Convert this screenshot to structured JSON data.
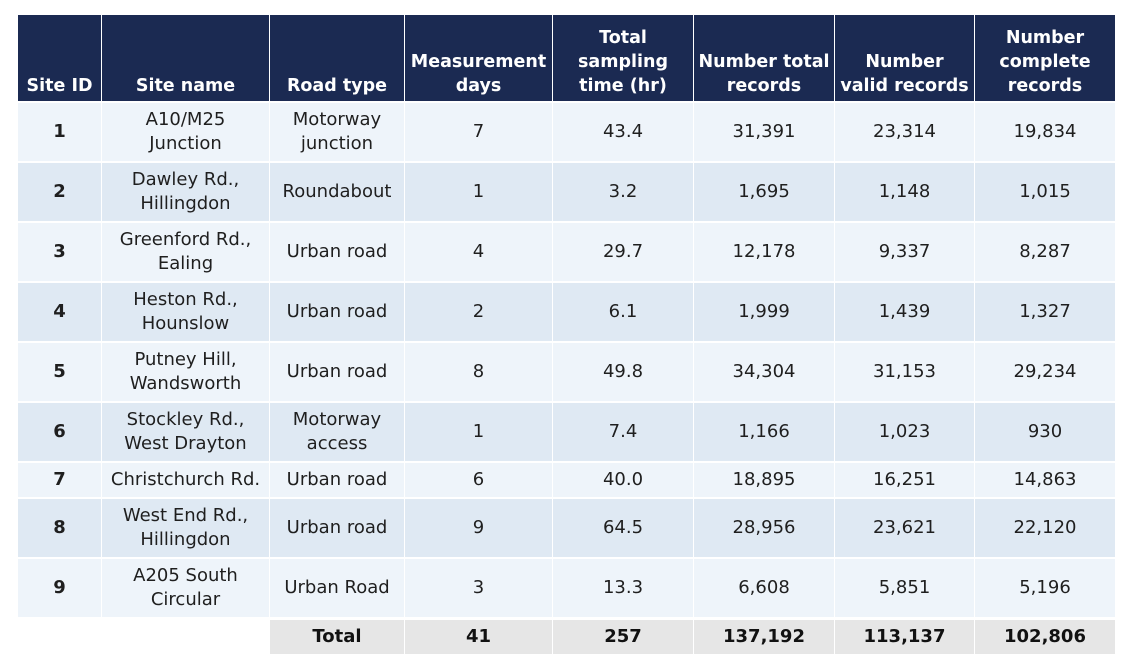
{
  "table": {
    "headers": [
      "Site ID",
      "Site name",
      "Road type",
      "Measurement days",
      "Total sampling time (hr)",
      "Number total records",
      "Number valid records",
      "Number complete records"
    ],
    "rows": [
      [
        "1",
        "A10/M25 Junction",
        "Motorway junction",
        "7",
        "43.4",
        "31,391",
        "23,314",
        "19,834"
      ],
      [
        "2",
        "Dawley Rd., Hillingdon",
        "Roundabout",
        "1",
        "3.2",
        "1,695",
        "1,148",
        "1,015"
      ],
      [
        "3",
        "Greenford Rd., Ealing",
        "Urban road",
        "4",
        "29.7",
        "12,178",
        "9,337",
        "8,287"
      ],
      [
        "4",
        "Heston Rd., Hounslow",
        "Urban road",
        "2",
        "6.1",
        "1,999",
        "1,439",
        "1,327"
      ],
      [
        "5",
        "Putney Hill, Wandsworth",
        "Urban road",
        "8",
        "49.8",
        "34,304",
        "31,153",
        "29,234"
      ],
      [
        "6",
        "Stockley Rd., West Drayton",
        "Motorway access",
        "1",
        "7.4",
        "1,166",
        "1,023",
        "930"
      ],
      [
        "7",
        "Christchurch Rd.",
        "Urban road",
        "6",
        "40.0",
        "18,895",
        "16,251",
        "14,863"
      ],
      [
        "8",
        "West End Rd., Hillingdon",
        "Urban road",
        "9",
        "64.5",
        "28,956",
        "23,621",
        "22,120"
      ],
      [
        "9",
        "A205 South Circular",
        "Urban Road",
        "3",
        "13.3",
        "6,608",
        "5,851",
        "5,196"
      ]
    ],
    "total": {
      "label": "Total",
      "values": [
        "41",
        "257",
        "137,192",
        "113,137",
        "102,806"
      ]
    }
  },
  "colors": {
    "header_bg": "#1b2a52",
    "row_light": "#eef4fa",
    "row_dark": "#dfe9f3",
    "total_bg": "#e6e6e6"
  }
}
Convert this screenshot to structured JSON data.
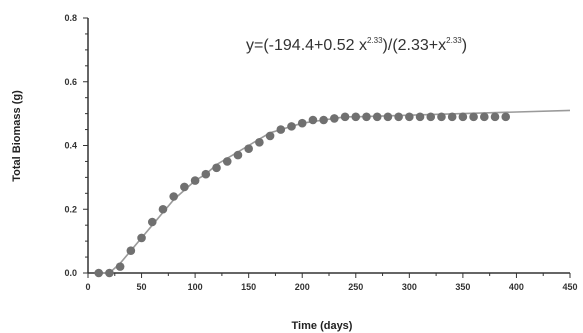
{
  "chart_data": {
    "type": "scatter",
    "xlabel": "Time (days)",
    "ylabel": "Total Biomass (g)",
    "xlim": [
      0,
      450
    ],
    "ylim": [
      0,
      0.8
    ],
    "x_ticks": [
      0,
      50,
      100,
      150,
      200,
      250,
      300,
      350,
      400,
      450
    ],
    "y_ticks": [
      0.0,
      0.2,
      0.4,
      0.6,
      0.8
    ],
    "grid": false,
    "annotation": {
      "prefix": "y=(-194.4+0.52 x",
      "exp1": "2.33",
      "middle": ")/(2.33+x",
      "exp2": "2.33",
      "suffix": ")"
    },
    "series": [
      {
        "kind": "observed",
        "color": "#707070",
        "x": [
          10,
          20,
          30,
          40,
          50,
          60,
          70,
          80,
          90,
          100,
          110,
          120,
          130,
          140,
          150,
          160,
          170,
          180,
          190,
          200,
          210,
          220,
          230,
          240,
          250,
          260,
          270,
          280,
          290,
          300,
          310,
          320,
          330,
          340,
          350,
          360,
          370,
          380,
          390
        ],
        "y": [
          0.0,
          0.0,
          0.02,
          0.07,
          0.11,
          0.16,
          0.2,
          0.24,
          0.27,
          0.29,
          0.31,
          0.33,
          0.35,
          0.37,
          0.39,
          0.41,
          0.43,
          0.45,
          0.46,
          0.47,
          0.48,
          0.48,
          0.485,
          0.49,
          0.49,
          0.49,
          0.49,
          0.49,
          0.49,
          0.49,
          0.49,
          0.49,
          0.49,
          0.49,
          0.49,
          0.49,
          0.49,
          0.49,
          0.49
        ]
      },
      {
        "kind": "fitted",
        "color": "#9a9a9a",
        "x": [
          10,
          20,
          30,
          40,
          50,
          60,
          70,
          80,
          90,
          100,
          110,
          120,
          130,
          140,
          150,
          160,
          170,
          180,
          190,
          200,
          210,
          220,
          230,
          240,
          250,
          300,
          350,
          400,
          450
        ],
        "y": [
          0.0,
          0.0,
          0.03,
          0.07,
          0.11,
          0.15,
          0.19,
          0.23,
          0.26,
          0.29,
          0.31,
          0.34,
          0.36,
          0.38,
          0.4,
          0.42,
          0.44,
          0.45,
          0.46,
          0.47,
          0.475,
          0.48,
          0.485,
          0.49,
          0.49,
          0.495,
          0.5,
          0.505,
          0.51
        ]
      }
    ]
  }
}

********************

### WRITTEN INSTRUCTION
Copy all the lines above that hold the string "Motorway".

### RESPONSE TO THE TASK
        "Motorway junction",
        "Motorway access",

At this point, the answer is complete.